# Amp / receiver with active crossovers?



## strakele (Mar 2, 2009)

Hey guys,

I'm going to be making a simple music/HT system over the summer and was wondering if there are any decent, powerful receivers that have active crossovers? I'm not looking to buy a HITB setup, I wanted to choose raw drivers and make the boxes and everything myself without messing with passive crossovers. Though that would be another thing to learn.

Anyway, I'm open to suggestions in the sub $500 range. Thanks!


----------



## generalkorrd (Jan 10, 2009)

All recievers have an active xover built in, but it is not capable of going active the way that you want. They usually only have a hp xover that is adjustable from ~60 hz-~150,and a LP sub xover that goes from ~60 hz-~150hz. The only way that I know of to have an actively xoverd system the way that you want it, would be to use one of these:
234s Stereo 2/3 Way, Mono 4-Way Crossover:: dbx® Professional Products
(or something similar).
The problem is that by the time you are done building your system, there will be way more than 500 in it, as you will need 2 channels of amp for each "way" of the xover. Another way to go and have no passive xovers, is to talk to this guy:
http://www.diymobileaudio.com/forum/diy-home-pro-audio/113945-open-baffle-project.html
Apparently this project uses no passive xovers, and only the active sub xover for the sub. He also may be able to point you towards other projects.

○ ○ ○

> **Instructions to follow**: In the forum thread about receivers with active crossovers, why does the reply expect a system built around an external active crossover to cost well over $500?

○ ○ ○

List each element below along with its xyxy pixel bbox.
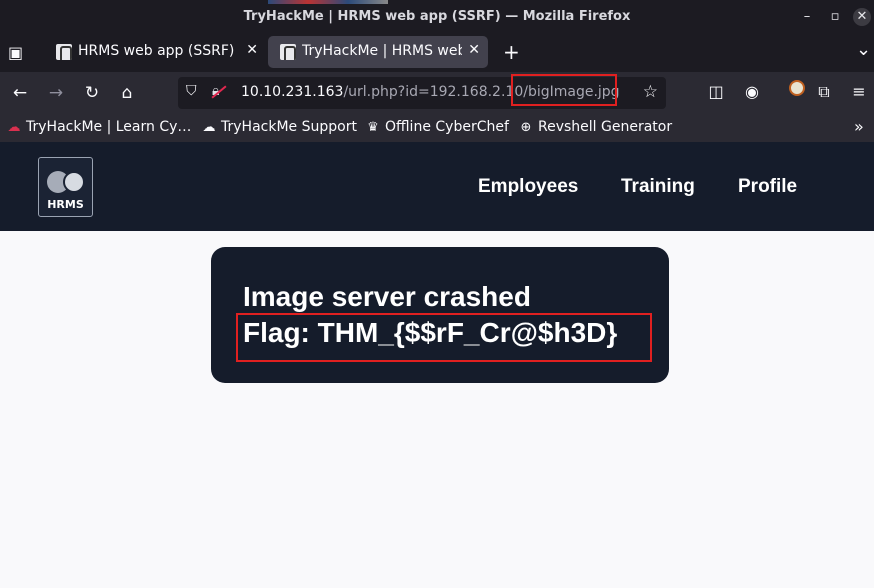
nav-training[interactable]: Training	[621, 176, 695, 198]
bookmark-tryhackme[interactable]: ☁ TryHackMe | Learn Cy…	[6, 119, 192, 135]
insecure-lock-icon[interactable]: 🔒︎	[211, 83, 227, 99]
address-bar[interactable]: ⛉ 🔒︎ 10.10.231.163/url.php?id=192.168.2.…	[178, 74, 666, 109]
bookmark-tryhackme-support[interactable]: ☁ TryHackMe Support	[201, 119, 357, 135]
minimize-button[interactable]: –	[798, 8, 816, 26]
globe-icon: ⊕	[520, 120, 532, 135]
tab-favicon-icon	[56, 44, 72, 60]
maximize-button[interactable]: ▫	[826, 8, 844, 26]
hrms-logo[interactable]: HRMS	[38, 157, 93, 217]
tab-strip: ▣ HRMS web app (SSRF) ✕ TryHackMe | HRMS…	[0, 34, 874, 72]
close-window-button[interactable]: ✕	[853, 8, 871, 26]
tracking-protection-shield-icon[interactable]: ⛉	[186, 83, 197, 99]
tab-label: HRMS web app (SSRF)	[78, 43, 235, 59]
flag-text: Flag: THM_{$$rF_Cr@$h3D}	[243, 317, 618, 348]
list-all-tabs-button[interactable]: ⌄	[856, 39, 871, 60]
tab-hrms-web-app[interactable]: HRMS web app (SSRF) ✕	[44, 36, 266, 68]
new-tab-button[interactable]: +	[503, 40, 520, 64]
account-icon[interactable]: ◉	[741, 82, 763, 101]
bookmarks-overflow-chevron-icon[interactable]: »	[854, 117, 864, 136]
navigation-toolbar: ← → ↻ ⌂ ⛉ 🔒︎ 10.10.231.163/url.php?id=19…	[0, 72, 874, 114]
chef-icon: ♛	[367, 120, 379, 135]
menu-hamburger-icon[interactable]: ≡	[848, 82, 870, 101]
window-title: TryHackMe | HRMS web app (SSRF) — Mozill…	[243, 9, 631, 24]
reload-icon[interactable]: ↻	[81, 82, 103, 104]
logo-text: HRMS	[47, 198, 84, 211]
url-path: /url.php?id=192.168.2.10/bigImage.jpg	[343, 84, 620, 100]
titlebar-decoration	[268, 0, 388, 4]
bookmarks-toolbar: ☁ TryHackMe | Learn Cy… ☁ TryHackMe Suppor…	[0, 114, 874, 142]
error-message: Image server crashed	[243, 281, 531, 312]
message-card: Image server crashed Flag: THM_{$$rF_Cr@…	[211, 247, 669, 383]
bookmark-revshell-generator[interactable]: ⊕ Revshell Generator	[518, 119, 673, 135]
tryhackme-icon: ☁	[7, 120, 21, 135]
bookmark-star-icon[interactable]: ☆	[643, 82, 658, 102]
tab-favicon-icon	[280, 44, 296, 60]
url-text[interactable]: 10.10.231.163/url.php?id=192.168.2.10/bi…	[241, 84, 620, 100]
pocket-icon[interactable]: ◫	[705, 82, 727, 101]
bookmark-label: Revshell Generator	[538, 119, 673, 135]
logo-circle-right	[63, 171, 85, 193]
bookmark-label: TryHackMe Support	[221, 119, 357, 135]
firefox-view-icon[interactable]: ▣	[8, 43, 23, 62]
tab-close-icon[interactable]: ✕	[468, 42, 480, 58]
extension-icon[interactable]	[789, 80, 805, 96]
url-host: 10.10.231.163	[241, 84, 344, 100]
extensions-puzzle-icon[interactable]: ⧉	[813, 82, 835, 102]
nav-employees[interactable]: Employees	[478, 176, 578, 198]
bookmark-label: TryHackMe | Learn Cy…	[26, 119, 192, 135]
tab-label: TryHackMe | HRMS web a	[302, 43, 462, 59]
bookmark-label: Offline CyberChef	[385, 119, 509, 135]
tab-close-icon[interactable]: ✕	[246, 42, 258, 58]
window-titlebar: TryHackMe | HRMS web app (SSRF) — Mozill…	[0, 0, 874, 34]
cloud-icon: ☁	[202, 120, 216, 135]
nav-profile[interactable]: Profile	[738, 176, 797, 198]
site-header: HRMS Employees Training Profile	[0, 142, 874, 231]
bookmark-offline-cyberchef[interactable]: ♛ Offline CyberChef	[365, 119, 509, 135]
forward-arrow-icon[interactable]: →	[45, 82, 67, 104]
back-arrow-icon[interactable]: ←	[9, 82, 31, 104]
home-icon[interactable]: ⌂	[116, 82, 138, 104]
tab-tryhackme-hrms[interactable]: TryHackMe | HRMS web a ✕	[268, 36, 488, 68]
page-content: Image server crashed Flag: THM_{$$rF_Cr@…	[0, 231, 874, 588]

○ ○ ○

> **The answer**: The reply says such a system needs two channels of amplification for each "way" of the crossover. With a multi-way crossover like the dbx 234s, that adds up to many amplifier channels, so the total cost would go far beyond $500.